[RECORD EXCERPTS Boundary: Start]
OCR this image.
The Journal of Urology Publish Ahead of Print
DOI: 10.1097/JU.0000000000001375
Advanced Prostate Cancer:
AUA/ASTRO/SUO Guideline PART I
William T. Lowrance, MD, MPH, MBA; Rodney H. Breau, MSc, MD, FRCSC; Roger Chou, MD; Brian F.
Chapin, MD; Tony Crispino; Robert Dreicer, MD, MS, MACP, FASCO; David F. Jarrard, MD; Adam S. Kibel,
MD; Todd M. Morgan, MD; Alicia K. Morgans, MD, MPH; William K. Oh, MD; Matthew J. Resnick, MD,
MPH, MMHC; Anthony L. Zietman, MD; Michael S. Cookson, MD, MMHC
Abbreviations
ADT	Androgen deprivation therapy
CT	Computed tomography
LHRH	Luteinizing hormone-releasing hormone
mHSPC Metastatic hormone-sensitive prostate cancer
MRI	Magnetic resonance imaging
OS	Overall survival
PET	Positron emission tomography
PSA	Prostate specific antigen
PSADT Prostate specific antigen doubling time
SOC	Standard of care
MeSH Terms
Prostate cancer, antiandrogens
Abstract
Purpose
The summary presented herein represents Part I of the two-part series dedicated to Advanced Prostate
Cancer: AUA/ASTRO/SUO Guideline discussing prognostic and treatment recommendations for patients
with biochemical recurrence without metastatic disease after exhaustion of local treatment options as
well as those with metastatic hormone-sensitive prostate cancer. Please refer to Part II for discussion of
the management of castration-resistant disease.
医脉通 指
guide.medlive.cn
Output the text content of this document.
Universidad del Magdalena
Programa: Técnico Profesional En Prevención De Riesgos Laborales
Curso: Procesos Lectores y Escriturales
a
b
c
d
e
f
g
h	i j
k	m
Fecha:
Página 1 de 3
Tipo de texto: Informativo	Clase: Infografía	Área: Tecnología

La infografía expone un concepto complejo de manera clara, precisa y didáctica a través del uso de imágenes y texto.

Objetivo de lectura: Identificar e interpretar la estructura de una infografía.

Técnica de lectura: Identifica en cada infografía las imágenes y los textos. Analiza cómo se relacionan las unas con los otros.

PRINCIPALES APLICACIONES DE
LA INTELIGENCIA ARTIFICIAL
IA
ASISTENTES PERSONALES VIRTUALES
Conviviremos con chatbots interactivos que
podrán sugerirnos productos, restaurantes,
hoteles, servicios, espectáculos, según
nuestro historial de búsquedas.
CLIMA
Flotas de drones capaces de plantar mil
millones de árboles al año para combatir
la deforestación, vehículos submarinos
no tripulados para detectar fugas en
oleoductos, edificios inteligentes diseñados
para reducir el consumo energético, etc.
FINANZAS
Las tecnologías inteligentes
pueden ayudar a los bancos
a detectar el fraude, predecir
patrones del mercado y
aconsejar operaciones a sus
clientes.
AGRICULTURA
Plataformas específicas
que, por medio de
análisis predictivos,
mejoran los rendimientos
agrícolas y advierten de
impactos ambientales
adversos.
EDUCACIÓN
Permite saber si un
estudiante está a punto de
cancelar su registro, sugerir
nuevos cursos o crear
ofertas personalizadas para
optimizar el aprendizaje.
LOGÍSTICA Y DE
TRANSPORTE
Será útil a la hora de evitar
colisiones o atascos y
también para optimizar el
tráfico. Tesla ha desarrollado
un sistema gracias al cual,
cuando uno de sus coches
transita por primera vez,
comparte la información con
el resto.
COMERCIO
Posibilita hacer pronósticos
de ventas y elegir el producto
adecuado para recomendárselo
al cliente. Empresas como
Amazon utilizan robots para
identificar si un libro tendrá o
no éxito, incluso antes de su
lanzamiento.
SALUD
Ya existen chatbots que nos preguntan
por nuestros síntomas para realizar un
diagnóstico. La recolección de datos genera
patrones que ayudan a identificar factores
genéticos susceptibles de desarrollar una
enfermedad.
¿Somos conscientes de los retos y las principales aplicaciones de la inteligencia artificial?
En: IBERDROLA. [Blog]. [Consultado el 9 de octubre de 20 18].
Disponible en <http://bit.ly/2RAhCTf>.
[RECORD EXCERPTS Boundary: End]
**ABOUT THIS TASK**
Each line of the data must come back exactly as written.

**TASK ANSWER**
OCR this image.
The Journal of Urology Publish Ahead of Print
DOI: 10.1097/JU.0000000000001375
Advanced Prostate Cancer:
AUA/ASTRO/SUO Guideline PART I
William T. Lowrance, MD, MPH, MBA; Rodney H. Breau, MSc, MD, FRCSC; Roger Chou, MD; Brian F.
Chapin, MD; Tony Crispino; Robert Dreicer, MD, MS, MACP, FASCO; David F. Jarrard, MD; Adam S. Kibel,
MD; Todd M. Morgan, MD; Alicia K. Morgans, MD, MPH; William K. Oh, MD; Matthew J. Resnick, MD,
MPH, MMHC; Anthony L. Zietman, MD; Michael S. Cookson, MD, MMHC
Abbreviations
ADT	Androgen deprivation therapy
CT	Computed tomography
LHRH	Luteinizing hormone-releasing hormone
mHSPC Metastatic hormone-sensitive prostate cancer
MRI	Magnetic resonance imaging
OS	Overall survival
PET	Positron emission tomography
PSA	Prostate specific antigen
PSADT Prostate specific antigen doubling time
SOC	Standard of care
MeSH Terms
Prostate cancer, antiandrogens
Abstract
Purpose
The summary presented herein represents Part I of the two-part series dedicated to Advanced Prostate
Cancer: AUA/ASTRO/SUO Guideline discussing prognostic and treatment recommendations for patients
with biochemical recurrence without metastatic disease after exhaustion of local treatment options as
well as those with metastatic hormone-sensitive prostate cancer. Please refer to Part II for discussion of
the management of castration-resistant disease.
医脉通 指
guide.medlive.cn
Output the text content of this document.
Universidad del Magdalena
Programa: Técnico Profesional En Prevención De Riesgos Laborales
Curso: Procesos Lectores y Escriturales
a
b
c
d
e
f
g
h	i j
k	m
Fecha:
Página 1 de 3
Tipo de texto: Informativo	Clase: Infografía	Área: Tecnología

La infografía expone un concepto complejo de manera clara, precisa y didáctica a través del uso de imágenes y texto.

Objetivo de lectura: Identificar e interpretar la estructura de una infografía.

Técnica de lectura: Identifica en cada infografía las imágenes y los textos. Analiza cómo se relacionan las unas con los otros.

PRINCIPALES APLICACIONES DE
LA INTELIGENCIA ARTIFICIAL
IA
ASISTENTES PERSONALES VIRTUALES
Conviviremos con chatbots interactivos que
podrán sugerirnos productos, restaurantes,
hoteles, servicios, espectáculos, según
nuestro historial de búsquedas.
CLIMA
Flotas de drones capaces de plantar mil
millones de árboles al año para combatir
la deforestación, vehículos submarinos
no tripulados para detectar fugas en
oleoductos, edificios inteligentes diseñados
para reducir el consumo energético, etc.
FINANZAS
Las tecnologías inteligentes
pueden ayudar a los bancos
a detectar el fraude, predecir
patrones del mercado y
aconsejar operaciones a sus
clientes.
AGRICULTURA
Plataformas específicas
que, por medio de
análisis predictivos,
mejoran los rendimientos
agrícolas y advierten de
impactos ambientales
adversos.
EDUCACIÓN
Permite saber si un
estudiante está a punto de
cancelar su registro, sugerir
nuevos cursos o crear
ofertas personalizadas para
optimizar el aprendizaje.
LOGÍSTICA Y DE
TRANSPORTE
Será útil a la hora de evitar
colisiones o atascos y
también para optimizar el
tráfico. Tesla ha desarrollado
un sistema gracias al cual,
cuando uno de sus coches
transita por primera vez,
comparte la información con
el resto.
COMERCIO
Posibilita hacer pronósticos
de ventas y elegir el producto
adecuado para recomendárselo
al cliente. Empresas como
Amazon utilizan robots para
identificar si un libro tendrá o
no éxito, incluso antes de su
lanzamiento.
SALUD
Ya existen chatbots que nos preguntan
por nuestros síntomas para realizar un
diagnóstico. La recolección de datos genera
patrones que ayudan a identificar factores
genéticos susceptibles de desarrollar una
enfermedad.
¿Somos conscientes de los retos y las principales aplicaciones de la inteligencia artificial?
En: IBERDROLA. [Blog]. [Consultado el 9 de octubre de 20 18].
Disponible en <http://bit.ly/2RAhCTf>.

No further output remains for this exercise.